**INSTRUCTIONS TO FOLLOW:**
Return each line of the listing that contains the string "arrangement".

**PROVIDED RECORDS:**
==============================
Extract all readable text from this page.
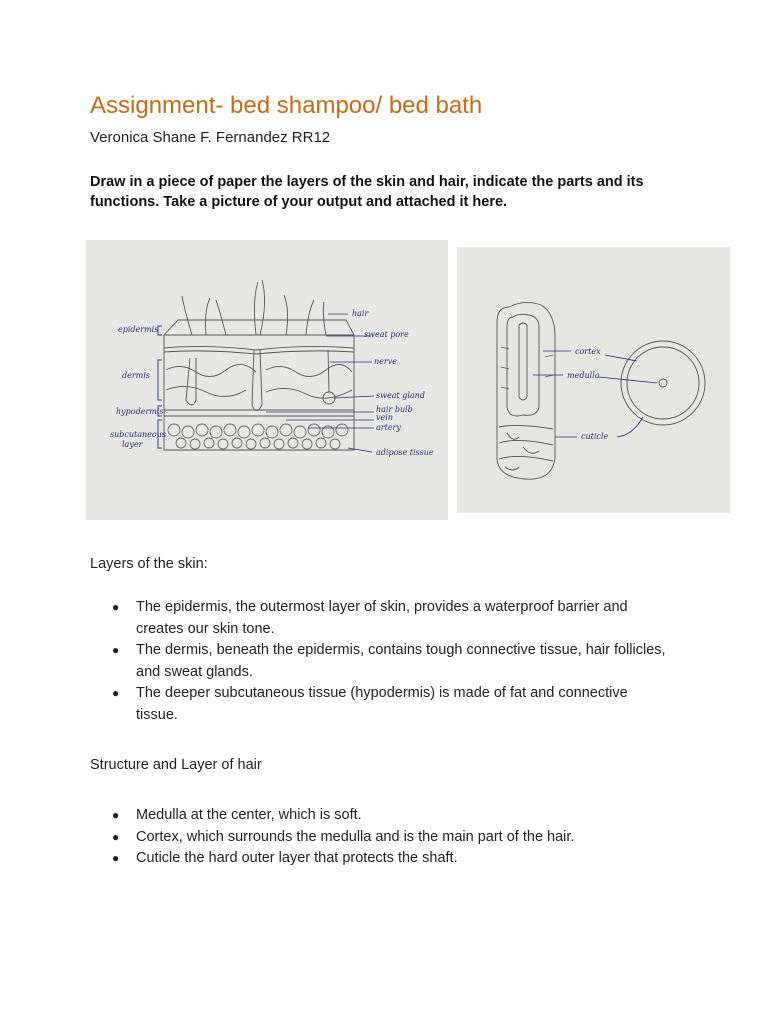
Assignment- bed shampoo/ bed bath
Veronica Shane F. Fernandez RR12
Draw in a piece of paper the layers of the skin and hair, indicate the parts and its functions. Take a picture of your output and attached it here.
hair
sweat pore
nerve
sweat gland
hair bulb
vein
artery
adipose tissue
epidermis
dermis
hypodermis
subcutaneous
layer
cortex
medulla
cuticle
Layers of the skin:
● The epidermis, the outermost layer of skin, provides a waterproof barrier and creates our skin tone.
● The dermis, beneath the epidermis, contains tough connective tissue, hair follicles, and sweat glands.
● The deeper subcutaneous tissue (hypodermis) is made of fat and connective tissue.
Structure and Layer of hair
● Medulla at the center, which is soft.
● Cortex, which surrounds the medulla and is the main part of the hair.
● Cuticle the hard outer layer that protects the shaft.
==============================
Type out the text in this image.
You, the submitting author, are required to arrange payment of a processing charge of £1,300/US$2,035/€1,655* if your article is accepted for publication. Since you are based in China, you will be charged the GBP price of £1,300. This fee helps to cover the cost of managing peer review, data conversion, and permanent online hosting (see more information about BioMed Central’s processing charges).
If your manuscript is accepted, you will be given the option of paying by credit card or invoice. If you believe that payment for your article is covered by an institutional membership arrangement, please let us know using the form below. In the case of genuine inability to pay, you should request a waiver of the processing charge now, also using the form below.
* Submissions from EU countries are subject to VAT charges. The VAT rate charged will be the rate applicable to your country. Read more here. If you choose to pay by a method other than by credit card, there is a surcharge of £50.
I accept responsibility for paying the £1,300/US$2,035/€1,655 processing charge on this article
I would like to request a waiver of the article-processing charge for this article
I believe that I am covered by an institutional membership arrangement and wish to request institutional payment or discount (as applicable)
==============================
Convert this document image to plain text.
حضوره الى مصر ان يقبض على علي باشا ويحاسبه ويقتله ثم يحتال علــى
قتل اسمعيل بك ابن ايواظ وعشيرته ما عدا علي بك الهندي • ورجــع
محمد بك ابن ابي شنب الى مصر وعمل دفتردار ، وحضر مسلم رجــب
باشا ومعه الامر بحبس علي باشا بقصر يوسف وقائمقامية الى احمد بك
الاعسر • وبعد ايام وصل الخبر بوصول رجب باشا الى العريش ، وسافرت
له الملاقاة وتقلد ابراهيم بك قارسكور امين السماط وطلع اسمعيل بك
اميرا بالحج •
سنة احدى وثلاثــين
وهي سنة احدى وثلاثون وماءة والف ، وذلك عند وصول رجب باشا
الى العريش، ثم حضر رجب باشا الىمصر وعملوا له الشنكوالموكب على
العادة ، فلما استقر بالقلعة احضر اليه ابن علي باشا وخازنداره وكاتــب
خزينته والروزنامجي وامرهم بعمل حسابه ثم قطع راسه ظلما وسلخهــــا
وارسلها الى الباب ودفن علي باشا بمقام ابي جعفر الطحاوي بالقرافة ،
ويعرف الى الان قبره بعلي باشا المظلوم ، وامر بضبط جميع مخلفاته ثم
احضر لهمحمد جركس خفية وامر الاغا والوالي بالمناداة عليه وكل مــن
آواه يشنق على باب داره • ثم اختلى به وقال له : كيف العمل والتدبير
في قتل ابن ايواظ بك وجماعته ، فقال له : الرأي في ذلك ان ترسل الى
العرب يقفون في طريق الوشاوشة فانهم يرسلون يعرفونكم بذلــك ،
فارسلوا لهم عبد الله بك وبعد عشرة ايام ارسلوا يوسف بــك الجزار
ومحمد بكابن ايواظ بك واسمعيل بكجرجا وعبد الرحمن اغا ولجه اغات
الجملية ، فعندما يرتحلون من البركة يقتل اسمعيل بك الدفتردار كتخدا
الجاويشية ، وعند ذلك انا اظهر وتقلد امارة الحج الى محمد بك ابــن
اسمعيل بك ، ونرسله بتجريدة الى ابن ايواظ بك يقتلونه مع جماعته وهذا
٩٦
==============================
**EXPECTED ANSWER:**
If your manuscript is accepted, you will be given the option of paying by credit card or invoice. If you believe that payment for your article is covered by an institutional membership arrangement, please let us know using the form below. In the case of genuine inability to pay, you should request a waiver of the processing charge now, also using the form below.
I believe that I am covered by an institutional membership arrangement and wish to request institutional payment or discount (as applicable)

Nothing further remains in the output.